[start of DATA TO USE]
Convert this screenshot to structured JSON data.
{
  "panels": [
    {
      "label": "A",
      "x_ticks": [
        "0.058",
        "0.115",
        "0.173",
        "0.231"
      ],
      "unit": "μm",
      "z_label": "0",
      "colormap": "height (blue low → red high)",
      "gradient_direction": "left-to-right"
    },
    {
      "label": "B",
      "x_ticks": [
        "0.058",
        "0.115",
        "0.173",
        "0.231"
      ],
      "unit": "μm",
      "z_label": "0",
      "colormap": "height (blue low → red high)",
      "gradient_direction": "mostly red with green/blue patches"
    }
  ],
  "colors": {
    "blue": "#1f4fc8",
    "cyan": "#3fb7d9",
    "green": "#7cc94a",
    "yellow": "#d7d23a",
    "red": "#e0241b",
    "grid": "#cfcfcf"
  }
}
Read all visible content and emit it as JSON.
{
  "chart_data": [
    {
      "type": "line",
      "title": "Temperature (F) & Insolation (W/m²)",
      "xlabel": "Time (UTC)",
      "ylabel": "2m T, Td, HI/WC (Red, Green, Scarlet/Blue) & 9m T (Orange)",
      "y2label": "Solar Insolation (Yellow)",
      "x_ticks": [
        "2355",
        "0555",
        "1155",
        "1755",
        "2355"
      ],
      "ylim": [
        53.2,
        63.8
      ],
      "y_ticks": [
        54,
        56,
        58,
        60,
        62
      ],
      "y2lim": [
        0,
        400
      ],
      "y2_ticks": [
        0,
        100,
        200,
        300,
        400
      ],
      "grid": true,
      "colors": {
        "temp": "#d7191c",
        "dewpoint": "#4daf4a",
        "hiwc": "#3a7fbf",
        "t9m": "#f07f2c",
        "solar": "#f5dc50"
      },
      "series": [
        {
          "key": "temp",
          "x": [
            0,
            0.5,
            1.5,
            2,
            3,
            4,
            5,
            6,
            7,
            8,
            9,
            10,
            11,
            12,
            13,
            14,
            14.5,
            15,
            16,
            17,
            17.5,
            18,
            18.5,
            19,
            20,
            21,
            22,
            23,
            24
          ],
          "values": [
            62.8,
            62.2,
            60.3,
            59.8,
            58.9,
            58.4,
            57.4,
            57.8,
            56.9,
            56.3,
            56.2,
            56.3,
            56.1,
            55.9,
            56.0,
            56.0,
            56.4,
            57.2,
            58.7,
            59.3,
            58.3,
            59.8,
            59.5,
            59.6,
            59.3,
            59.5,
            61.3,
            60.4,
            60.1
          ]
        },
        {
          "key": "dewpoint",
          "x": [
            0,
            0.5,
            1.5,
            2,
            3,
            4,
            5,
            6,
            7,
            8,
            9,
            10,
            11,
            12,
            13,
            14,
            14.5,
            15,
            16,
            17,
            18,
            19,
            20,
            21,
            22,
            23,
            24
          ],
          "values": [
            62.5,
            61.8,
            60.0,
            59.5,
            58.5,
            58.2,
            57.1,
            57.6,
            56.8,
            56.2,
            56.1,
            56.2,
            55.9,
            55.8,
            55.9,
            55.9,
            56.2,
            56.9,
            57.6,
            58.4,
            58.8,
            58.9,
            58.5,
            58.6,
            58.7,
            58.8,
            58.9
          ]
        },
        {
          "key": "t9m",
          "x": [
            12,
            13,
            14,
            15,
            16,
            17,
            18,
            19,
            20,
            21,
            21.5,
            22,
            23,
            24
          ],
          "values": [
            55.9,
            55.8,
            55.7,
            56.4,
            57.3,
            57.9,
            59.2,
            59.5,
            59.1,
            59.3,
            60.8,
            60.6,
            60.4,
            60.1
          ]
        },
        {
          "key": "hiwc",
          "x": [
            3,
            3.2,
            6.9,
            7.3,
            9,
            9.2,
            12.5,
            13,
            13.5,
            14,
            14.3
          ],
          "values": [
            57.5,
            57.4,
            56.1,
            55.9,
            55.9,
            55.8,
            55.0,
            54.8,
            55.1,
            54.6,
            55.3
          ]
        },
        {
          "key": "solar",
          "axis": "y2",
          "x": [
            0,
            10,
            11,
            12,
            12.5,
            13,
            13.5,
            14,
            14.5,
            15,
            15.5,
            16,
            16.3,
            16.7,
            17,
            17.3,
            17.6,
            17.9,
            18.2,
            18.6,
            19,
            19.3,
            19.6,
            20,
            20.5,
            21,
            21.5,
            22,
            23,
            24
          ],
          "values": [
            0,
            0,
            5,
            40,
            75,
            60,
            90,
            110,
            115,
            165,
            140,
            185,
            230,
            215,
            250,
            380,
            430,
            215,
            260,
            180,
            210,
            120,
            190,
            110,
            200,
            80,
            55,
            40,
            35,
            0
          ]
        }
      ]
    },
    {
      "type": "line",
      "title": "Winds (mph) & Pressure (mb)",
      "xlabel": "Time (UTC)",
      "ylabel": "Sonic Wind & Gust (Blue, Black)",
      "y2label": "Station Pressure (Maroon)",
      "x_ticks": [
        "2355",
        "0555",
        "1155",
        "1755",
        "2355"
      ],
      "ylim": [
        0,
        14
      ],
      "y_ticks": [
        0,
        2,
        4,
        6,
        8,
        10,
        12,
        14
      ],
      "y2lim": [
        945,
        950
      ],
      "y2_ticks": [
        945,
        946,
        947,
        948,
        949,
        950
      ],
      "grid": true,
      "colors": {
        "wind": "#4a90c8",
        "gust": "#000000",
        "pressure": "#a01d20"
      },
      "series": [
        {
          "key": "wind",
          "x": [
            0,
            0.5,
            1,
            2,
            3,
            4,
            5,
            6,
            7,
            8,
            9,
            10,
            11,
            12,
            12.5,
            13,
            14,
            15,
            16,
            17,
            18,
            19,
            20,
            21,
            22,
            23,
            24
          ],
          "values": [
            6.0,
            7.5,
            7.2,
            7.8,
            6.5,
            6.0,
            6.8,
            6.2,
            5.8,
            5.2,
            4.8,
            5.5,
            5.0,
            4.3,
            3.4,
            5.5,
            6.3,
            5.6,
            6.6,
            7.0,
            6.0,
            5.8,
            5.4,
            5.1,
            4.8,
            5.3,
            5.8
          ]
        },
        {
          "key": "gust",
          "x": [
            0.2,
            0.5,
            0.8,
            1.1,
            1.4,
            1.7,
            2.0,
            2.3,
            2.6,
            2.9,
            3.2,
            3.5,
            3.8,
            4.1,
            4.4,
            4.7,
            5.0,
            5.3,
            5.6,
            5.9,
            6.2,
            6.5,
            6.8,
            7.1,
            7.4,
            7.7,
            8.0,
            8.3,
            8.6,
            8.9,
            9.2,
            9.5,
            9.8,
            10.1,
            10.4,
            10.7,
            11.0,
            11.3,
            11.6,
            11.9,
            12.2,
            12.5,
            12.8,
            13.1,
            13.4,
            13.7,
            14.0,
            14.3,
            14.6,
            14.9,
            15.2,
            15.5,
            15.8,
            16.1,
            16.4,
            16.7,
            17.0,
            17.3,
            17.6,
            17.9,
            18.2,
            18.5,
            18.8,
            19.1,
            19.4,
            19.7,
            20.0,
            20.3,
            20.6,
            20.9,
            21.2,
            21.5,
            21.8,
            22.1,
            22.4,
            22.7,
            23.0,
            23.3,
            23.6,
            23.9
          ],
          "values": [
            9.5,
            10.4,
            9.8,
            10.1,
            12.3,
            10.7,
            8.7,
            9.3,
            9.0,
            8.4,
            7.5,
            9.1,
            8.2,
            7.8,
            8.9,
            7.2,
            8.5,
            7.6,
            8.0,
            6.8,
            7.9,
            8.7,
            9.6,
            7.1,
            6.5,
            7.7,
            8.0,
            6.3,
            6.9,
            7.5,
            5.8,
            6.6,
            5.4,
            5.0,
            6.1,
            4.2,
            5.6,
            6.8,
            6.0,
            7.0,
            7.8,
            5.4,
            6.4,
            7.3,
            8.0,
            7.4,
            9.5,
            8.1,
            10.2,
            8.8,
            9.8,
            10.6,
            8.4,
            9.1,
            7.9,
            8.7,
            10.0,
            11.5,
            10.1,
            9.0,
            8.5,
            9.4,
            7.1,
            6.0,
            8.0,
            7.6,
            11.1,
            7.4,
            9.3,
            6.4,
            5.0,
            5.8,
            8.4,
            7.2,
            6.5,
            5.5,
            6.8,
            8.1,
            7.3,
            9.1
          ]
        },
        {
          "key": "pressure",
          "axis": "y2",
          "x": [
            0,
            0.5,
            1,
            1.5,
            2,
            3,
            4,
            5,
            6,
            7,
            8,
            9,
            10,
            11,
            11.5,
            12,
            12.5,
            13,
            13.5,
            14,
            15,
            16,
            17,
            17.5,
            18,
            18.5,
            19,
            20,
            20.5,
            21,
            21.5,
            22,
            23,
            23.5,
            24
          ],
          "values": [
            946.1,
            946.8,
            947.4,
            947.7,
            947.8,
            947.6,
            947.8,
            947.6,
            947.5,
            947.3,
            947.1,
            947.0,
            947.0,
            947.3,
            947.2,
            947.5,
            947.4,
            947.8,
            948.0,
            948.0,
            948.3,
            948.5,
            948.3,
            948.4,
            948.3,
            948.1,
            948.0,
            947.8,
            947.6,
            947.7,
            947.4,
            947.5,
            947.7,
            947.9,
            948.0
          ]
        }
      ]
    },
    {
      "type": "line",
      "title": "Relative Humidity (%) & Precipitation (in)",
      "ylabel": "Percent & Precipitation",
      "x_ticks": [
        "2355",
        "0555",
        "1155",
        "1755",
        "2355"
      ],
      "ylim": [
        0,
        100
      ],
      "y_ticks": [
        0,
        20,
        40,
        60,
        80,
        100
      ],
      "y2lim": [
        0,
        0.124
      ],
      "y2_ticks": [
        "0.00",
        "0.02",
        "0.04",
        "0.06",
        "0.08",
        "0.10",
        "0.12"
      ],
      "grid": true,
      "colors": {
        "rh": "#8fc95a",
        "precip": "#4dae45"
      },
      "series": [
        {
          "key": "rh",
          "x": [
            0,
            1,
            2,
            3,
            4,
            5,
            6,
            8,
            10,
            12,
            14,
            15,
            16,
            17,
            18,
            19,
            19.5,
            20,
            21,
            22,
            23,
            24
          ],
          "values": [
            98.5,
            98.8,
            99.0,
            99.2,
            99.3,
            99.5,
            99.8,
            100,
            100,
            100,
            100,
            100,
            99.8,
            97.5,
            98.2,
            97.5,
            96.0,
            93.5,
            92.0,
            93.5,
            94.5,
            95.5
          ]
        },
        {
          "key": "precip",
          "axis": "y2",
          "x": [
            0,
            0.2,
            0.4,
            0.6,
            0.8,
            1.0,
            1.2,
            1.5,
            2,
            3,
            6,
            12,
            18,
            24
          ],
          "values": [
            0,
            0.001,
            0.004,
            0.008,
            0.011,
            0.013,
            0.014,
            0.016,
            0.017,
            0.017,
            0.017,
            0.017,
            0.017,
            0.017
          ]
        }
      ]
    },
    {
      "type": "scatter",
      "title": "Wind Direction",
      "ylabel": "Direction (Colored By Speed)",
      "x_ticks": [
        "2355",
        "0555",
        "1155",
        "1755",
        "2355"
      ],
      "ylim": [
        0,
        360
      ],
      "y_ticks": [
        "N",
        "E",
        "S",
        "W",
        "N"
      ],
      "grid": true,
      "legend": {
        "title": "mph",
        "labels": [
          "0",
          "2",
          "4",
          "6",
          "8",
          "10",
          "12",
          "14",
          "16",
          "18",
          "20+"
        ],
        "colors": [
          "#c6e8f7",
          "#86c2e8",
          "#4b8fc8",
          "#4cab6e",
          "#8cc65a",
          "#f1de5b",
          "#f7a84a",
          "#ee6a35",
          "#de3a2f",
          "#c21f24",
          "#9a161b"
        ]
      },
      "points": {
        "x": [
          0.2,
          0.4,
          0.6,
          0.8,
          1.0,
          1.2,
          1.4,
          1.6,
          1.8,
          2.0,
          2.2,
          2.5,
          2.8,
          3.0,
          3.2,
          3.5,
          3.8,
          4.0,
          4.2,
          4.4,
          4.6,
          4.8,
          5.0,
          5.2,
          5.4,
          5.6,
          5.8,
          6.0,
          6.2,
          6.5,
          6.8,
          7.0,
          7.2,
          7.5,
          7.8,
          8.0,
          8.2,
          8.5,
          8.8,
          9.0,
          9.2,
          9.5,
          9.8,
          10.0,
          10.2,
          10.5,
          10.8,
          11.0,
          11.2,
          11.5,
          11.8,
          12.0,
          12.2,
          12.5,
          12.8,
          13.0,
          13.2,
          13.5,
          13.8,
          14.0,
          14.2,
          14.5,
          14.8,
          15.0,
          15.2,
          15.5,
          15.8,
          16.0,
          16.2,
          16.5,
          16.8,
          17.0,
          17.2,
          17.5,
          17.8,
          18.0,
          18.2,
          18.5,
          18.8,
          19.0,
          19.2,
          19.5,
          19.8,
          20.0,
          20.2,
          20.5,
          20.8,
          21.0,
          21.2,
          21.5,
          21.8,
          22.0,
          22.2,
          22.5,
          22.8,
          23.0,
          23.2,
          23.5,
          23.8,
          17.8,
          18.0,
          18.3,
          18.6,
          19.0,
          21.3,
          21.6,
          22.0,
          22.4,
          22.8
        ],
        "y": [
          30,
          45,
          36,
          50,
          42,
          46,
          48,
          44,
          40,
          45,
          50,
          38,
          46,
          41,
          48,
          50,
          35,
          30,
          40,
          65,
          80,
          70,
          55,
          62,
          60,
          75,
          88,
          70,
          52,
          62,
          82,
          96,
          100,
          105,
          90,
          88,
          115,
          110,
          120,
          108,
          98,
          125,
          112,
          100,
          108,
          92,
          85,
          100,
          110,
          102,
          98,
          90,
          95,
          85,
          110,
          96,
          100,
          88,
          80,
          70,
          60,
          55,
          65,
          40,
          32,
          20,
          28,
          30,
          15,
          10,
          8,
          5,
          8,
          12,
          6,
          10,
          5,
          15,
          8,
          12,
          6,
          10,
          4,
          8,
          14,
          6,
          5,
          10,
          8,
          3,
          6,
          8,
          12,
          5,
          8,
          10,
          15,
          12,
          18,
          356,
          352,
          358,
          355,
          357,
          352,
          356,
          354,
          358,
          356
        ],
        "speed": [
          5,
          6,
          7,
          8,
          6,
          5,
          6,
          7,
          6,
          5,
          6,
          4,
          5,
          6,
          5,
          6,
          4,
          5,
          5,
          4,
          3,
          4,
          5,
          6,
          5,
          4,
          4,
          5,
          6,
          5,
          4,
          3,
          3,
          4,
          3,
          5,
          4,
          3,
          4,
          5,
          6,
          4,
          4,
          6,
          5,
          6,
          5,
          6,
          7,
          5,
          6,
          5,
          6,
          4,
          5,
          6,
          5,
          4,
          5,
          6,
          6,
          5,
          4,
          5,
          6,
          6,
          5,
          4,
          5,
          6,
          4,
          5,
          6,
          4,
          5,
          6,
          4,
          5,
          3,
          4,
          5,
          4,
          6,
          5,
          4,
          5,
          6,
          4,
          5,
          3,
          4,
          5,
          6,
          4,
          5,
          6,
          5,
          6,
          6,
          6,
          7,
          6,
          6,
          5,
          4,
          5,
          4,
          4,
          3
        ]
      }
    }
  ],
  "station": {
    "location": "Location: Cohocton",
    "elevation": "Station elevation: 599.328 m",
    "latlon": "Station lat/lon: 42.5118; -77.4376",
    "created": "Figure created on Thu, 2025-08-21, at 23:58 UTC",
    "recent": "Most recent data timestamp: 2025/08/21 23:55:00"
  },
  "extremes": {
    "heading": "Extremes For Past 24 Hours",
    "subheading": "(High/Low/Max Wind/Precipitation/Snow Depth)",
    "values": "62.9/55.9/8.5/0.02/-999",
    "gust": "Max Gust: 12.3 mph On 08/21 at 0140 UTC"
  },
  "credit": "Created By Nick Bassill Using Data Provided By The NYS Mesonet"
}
[end of DATA TO USE]
Pull out every line above that holds the word "Insolation".

* **RESPONSE TO THIS TASK**:
      "title": "Temperature (F) & Insolation (W/m²)",
      "y2label": "Solar Insolation (Yellow)",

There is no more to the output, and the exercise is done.